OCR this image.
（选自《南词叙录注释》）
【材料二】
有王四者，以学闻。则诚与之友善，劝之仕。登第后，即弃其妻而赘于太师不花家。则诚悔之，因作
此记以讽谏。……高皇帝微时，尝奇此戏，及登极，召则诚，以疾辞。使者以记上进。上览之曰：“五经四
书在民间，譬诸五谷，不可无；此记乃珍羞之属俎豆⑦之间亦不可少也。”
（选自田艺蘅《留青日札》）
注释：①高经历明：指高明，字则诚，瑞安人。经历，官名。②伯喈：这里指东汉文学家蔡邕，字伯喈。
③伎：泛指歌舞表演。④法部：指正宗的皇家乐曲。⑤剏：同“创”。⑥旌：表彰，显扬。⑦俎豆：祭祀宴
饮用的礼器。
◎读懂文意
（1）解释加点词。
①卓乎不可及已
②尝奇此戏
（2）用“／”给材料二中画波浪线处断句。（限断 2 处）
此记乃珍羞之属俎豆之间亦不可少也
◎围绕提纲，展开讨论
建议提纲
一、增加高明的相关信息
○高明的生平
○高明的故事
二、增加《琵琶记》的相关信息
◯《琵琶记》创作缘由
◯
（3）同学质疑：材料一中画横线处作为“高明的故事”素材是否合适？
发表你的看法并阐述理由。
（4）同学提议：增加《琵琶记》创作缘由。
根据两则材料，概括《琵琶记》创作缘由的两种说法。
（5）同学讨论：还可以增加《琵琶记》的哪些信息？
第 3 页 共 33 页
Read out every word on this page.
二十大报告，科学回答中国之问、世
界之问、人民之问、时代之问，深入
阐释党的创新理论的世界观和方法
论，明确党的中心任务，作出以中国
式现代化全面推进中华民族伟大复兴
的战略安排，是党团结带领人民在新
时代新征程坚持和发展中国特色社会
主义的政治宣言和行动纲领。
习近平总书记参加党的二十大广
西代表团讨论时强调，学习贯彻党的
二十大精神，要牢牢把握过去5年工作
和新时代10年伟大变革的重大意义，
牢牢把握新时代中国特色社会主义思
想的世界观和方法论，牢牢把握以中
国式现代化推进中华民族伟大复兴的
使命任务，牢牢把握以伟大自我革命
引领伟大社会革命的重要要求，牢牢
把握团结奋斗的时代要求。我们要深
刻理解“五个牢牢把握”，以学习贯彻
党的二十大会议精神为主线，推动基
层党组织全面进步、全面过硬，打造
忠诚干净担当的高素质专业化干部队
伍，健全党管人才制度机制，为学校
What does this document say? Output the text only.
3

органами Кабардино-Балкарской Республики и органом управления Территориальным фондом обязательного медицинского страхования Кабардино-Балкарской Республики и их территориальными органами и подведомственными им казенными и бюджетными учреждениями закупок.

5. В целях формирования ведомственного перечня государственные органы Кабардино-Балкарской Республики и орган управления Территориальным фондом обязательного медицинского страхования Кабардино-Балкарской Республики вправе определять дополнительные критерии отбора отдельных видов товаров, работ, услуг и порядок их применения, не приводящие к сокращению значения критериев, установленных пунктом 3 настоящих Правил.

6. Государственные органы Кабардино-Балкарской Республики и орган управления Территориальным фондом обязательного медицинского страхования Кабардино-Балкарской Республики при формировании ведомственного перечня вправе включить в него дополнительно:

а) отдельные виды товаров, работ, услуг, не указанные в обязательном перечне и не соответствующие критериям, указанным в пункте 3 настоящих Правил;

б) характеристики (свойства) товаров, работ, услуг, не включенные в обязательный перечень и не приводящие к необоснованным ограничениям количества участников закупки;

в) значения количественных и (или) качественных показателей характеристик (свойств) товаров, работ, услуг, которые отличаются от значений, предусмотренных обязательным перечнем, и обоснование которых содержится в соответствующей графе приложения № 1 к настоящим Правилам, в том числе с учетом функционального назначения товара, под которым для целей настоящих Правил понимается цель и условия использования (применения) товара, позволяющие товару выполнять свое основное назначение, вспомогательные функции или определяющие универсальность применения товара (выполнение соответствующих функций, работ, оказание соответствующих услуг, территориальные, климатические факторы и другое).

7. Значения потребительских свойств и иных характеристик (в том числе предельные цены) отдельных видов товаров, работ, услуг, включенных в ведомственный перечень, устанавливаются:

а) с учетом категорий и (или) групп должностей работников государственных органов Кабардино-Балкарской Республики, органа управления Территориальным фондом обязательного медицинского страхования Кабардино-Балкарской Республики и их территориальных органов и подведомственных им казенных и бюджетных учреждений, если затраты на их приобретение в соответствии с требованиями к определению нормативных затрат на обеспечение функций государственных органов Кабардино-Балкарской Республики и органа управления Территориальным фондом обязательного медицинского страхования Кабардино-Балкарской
----
- **TASK INSTRUCTIONS**
List all lines from the entries that include the word "ведомственного".

- **ANSWER TO THE TASK**
5. В целях формирования ведомственного перечня государственные органы Кабардино-Балкарской Республики и орган управления Территориальным фондом обязательного медицинского страхования Кабардино-Балкарской Республики вправе определять дополнительные критерии отбора отдельных видов товаров, работ, услуг и порядок их применения, не приводящие к сокращению значения критериев, установленных пунктом 3 настоящих Правил.
6. Государственные органы Кабардино-Балкарской Республики и орган управления Территориальным фондом обязательного медицинского страхования Кабардино-Балкарской Республики при формировании ведомственного перечня вправе включить в него дополнительно:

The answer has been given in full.